* Start *
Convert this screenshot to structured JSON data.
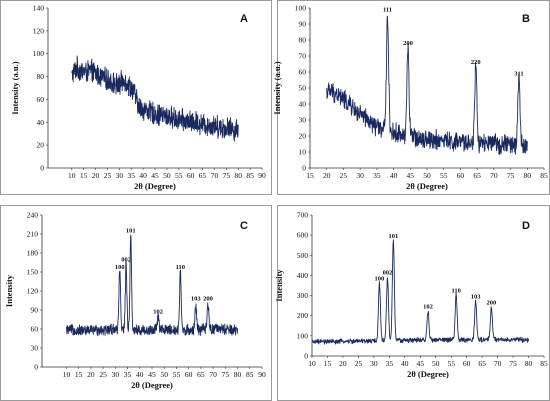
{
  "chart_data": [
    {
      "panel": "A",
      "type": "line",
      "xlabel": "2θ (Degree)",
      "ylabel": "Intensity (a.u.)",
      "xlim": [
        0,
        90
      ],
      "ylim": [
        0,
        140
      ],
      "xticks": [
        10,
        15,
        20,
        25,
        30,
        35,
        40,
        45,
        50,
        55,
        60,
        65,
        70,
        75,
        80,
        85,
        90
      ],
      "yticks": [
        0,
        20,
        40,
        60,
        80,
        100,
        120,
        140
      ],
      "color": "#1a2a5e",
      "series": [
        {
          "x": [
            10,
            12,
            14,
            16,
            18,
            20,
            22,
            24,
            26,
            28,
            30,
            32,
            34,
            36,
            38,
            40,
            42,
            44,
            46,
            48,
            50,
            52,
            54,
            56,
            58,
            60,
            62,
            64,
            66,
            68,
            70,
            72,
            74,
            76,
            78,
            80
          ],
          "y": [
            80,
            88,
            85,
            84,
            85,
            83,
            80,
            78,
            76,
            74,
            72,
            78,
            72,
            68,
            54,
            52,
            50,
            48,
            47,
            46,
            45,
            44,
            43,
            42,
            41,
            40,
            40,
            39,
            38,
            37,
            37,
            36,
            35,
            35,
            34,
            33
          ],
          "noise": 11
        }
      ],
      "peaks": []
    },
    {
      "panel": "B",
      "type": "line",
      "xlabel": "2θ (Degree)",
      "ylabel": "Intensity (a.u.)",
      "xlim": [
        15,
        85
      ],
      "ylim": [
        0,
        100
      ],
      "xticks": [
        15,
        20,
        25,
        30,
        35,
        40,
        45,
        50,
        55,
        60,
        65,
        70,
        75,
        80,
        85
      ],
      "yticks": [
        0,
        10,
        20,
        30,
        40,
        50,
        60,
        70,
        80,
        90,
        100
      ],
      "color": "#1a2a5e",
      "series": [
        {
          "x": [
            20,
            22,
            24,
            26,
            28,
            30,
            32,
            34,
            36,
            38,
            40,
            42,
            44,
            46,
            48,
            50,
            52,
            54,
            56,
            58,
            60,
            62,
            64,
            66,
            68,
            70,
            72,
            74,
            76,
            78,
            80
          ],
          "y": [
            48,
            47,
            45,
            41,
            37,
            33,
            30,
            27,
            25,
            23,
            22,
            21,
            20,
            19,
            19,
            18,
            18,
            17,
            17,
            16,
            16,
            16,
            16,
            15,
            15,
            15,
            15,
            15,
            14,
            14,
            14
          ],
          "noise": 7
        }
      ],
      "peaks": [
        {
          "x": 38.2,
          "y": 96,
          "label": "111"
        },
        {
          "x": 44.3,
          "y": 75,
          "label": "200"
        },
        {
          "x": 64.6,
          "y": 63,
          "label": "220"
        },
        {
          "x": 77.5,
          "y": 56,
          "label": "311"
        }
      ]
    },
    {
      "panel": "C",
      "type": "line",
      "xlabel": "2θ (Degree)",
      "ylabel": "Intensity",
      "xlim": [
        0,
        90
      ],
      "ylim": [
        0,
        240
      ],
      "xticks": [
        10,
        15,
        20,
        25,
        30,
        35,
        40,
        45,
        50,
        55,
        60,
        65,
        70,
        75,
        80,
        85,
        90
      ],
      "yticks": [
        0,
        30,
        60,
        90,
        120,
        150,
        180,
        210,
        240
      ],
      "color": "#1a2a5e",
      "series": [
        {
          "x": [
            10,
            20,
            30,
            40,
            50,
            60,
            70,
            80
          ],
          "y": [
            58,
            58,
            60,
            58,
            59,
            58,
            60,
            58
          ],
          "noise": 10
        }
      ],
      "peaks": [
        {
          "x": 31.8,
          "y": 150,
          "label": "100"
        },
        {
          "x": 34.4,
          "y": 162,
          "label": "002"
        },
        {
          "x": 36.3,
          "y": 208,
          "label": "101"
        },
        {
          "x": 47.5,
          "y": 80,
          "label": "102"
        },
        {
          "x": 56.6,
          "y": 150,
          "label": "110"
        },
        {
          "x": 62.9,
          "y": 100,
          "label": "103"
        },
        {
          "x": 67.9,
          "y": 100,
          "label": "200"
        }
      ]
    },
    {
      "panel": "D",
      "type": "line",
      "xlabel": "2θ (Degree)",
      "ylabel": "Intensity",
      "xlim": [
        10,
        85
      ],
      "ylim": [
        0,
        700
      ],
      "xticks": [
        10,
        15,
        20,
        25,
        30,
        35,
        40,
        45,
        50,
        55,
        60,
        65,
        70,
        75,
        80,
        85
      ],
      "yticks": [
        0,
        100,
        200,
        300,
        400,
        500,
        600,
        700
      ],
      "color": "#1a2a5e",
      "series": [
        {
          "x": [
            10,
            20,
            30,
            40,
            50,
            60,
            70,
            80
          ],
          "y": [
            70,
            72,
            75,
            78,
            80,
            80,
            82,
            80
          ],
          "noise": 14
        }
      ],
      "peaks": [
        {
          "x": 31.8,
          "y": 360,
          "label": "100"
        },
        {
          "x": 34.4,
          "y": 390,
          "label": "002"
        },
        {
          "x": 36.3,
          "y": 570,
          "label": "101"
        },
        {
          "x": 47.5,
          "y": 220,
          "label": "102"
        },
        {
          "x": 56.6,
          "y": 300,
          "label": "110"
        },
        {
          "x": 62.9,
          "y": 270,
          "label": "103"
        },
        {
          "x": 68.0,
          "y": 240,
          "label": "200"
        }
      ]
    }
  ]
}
* End *
What is required: Your task is to set down the records shown above exactly, minus any pictures.

Completed exercise:
Convert this screenshot to structured JSON data.
{
  "chart_data": [
    {
      "panel": "A",
      "type": "line",
      "xlabel": "2θ (Degree)",
      "ylabel": "Intensity (a.u.)",
      "xlim": [
        0,
        90
      ],
      "ylim": [
        0,
        140
      ],
      "xticks": [
        10,
        15,
        20,
        25,
        30,
        35,
        40,
        45,
        50,
        55,
        60,
        65,
        70,
        75,
        80,
        85,
        90
      ],
      "yticks": [
        0,
        20,
        40,
        60,
        80,
        100,
        120,
        140
      ],
      "color": "#1a2a5e",
      "series": [
        {
          "x": [
            10,
            12,
            14,
            16,
            18,
            20,
            22,
            24,
            26,
            28,
            30,
            32,
            34,
            36,
            38,
            40,
            42,
            44,
            46,
            48,
            50,
            52,
            54,
            56,
            58,
            60,
            62,
            64,
            66,
            68,
            70,
            72,
            74,
            76,
            78,
            80
          ],
          "y": [
            80,
            88,
            85,
            84,
            85,
            83,
            80,
            78,
            76,
            74,
            72,
            78,
            72,
            68,
            54,
            52,
            50,
            48,
            47,
            46,
            45,
            44,
            43,
            42,
            41,
            40,
            40,
            39,
            38,
            37,
            37,
            36,
            35,
            35,
            34,
            33
          ],
          "noise": 11
        }
      ],
      "peaks": []
    },
    {
      "panel": "B",
      "type": "line",
      "xlabel": "2θ (Degree)",
      "ylabel": "Intensity (a.u.)",
      "xlim": [
        15,
        85
      ],
      "ylim": [
        0,
        100
      ],
      "xticks": [
        15,
        20,
        25,
        30,
        35,
        40,
        45,
        50,
        55,
        60,
        65,
        70,
        75,
        80,
        85
      ],
      "yticks": [
        0,
        10,
        20,
        30,
        40,
        50,
        60,
        70,
        80,
        90,
        100
      ],
      "color": "#1a2a5e",
      "series": [
        {
          "x": [
            20,
            22,
            24,
            26,
            28,
            30,
            32,
            34,
            36,
            38,
            40,
            42,
            44,
            46,
            48,
            50,
            52,
            54,
            56,
            58,
            60,
            62,
            64,
            66,
            68,
            70,
            72,
            74,
            76,
            78,
            80
          ],
          "y": [
            48,
            47,
            45,
            41,
            37,
            33,
            30,
            27,
            25,
            23,
            22,
            21,
            20,
            19,
            19,
            18,
            18,
            17,
            17,
            16,
            16,
            16,
            16,
            15,
            15,
            15,
            15,
            15,
            14,
            14,
            14
          ],
          "noise": 7
        }
      ],
      "peaks": [
        {
          "x": 38.2,
          "y": 96,
          "label": "111"
        },
        {
          "x": 44.3,
          "y": 75,
          "label": "200"
        },
        {
          "x": 64.6,
          "y": 63,
          "label": "220"
        },
        {
          "x": 77.5,
          "y": 56,
          "label": "311"
        }
      ]
    },
    {
      "panel": "C",
      "type": "line",
      "xlabel": "2θ (Degree)",
      "ylabel": "Intensity",
      "xlim": [
        0,
        90
      ],
      "ylim": [
        0,
        240
      ],
      "xticks": [
        10,
        15,
        20,
        25,
        30,
        35,
        40,
        45,
        50,
        55,
        60,
        65,
        70,
        75,
        80,
        85,
        90
      ],
      "yticks": [
        0,
        30,
        60,
        90,
        120,
        150,
        180,
        210,
        240
      ],
      "color": "#1a2a5e",
      "series": [
        {
          "x": [
            10,
            20,
            30,
            40,
            50,
            60,
            70,
            80
          ],
          "y": [
            58,
            58,
            60,
            58,
            59,
            58,
            60,
            58
          ],
          "noise": 10
        }
      ],
      "peaks": [
        {
          "x": 31.8,
          "y": 150,
          "label": "100"
        },
        {
          "x": 34.4,
          "y": 162,
          "label": "002"
        },
        {
          "x": 36.3,
          "y": 208,
          "label": "101"
        },
        {
          "x": 47.5,
          "y": 80,
          "label": "102"
        },
        {
          "x": 56.6,
          "y": 150,
          "label": "110"
        },
        {
          "x": 62.9,
          "y": 100,
          "label": "103"
        },
        {
          "x": 67.9,
          "y": 100,
          "label": "200"
        }
      ]
    },
    {
      "panel": "D",
      "type": "line",
      "xlabel": "2θ (Degree)",
      "ylabel": "Intensity",
      "xlim": [
        10,
        85
      ],
      "ylim": [
        0,
        700
      ],
      "xticks": [
        10,
        15,
        20,
        25,
        30,
        35,
        40,
        45,
        50,
        55,
        60,
        65,
        70,
        75,
        80,
        85
      ],
      "yticks": [
        0,
        100,
        200,
        300,
        400,
        500,
        600,
        700
      ],
      "color": "#1a2a5e",
      "series": [
        {
          "x": [
            10,
            20,
            30,
            40,
            50,
            60,
            70,
            80
          ],
          "y": [
            70,
            72,
            75,
            78,
            80,
            80,
            82,
            80
          ],
          "noise": 14
        }
      ],
      "peaks": [
        {
          "x": 31.8,
          "y": 360,
          "label": "100"
        },
        {
          "x": 34.4,
          "y": 390,
          "label": "002"
        },
        {
          "x": 36.3,
          "y": 570,
          "label": "101"
        },
        {
          "x": 47.5,
          "y": 220,
          "label": "102"
        },
        {
          "x": 56.6,
          "y": 300,
          "label": "110"
        },
        {
          "x": 62.9,
          "y": 270,
          "label": "103"
        },
        {
          "x": 68.0,
          "y": 240,
          "label": "200"
        }
      ]
    }
  ]
}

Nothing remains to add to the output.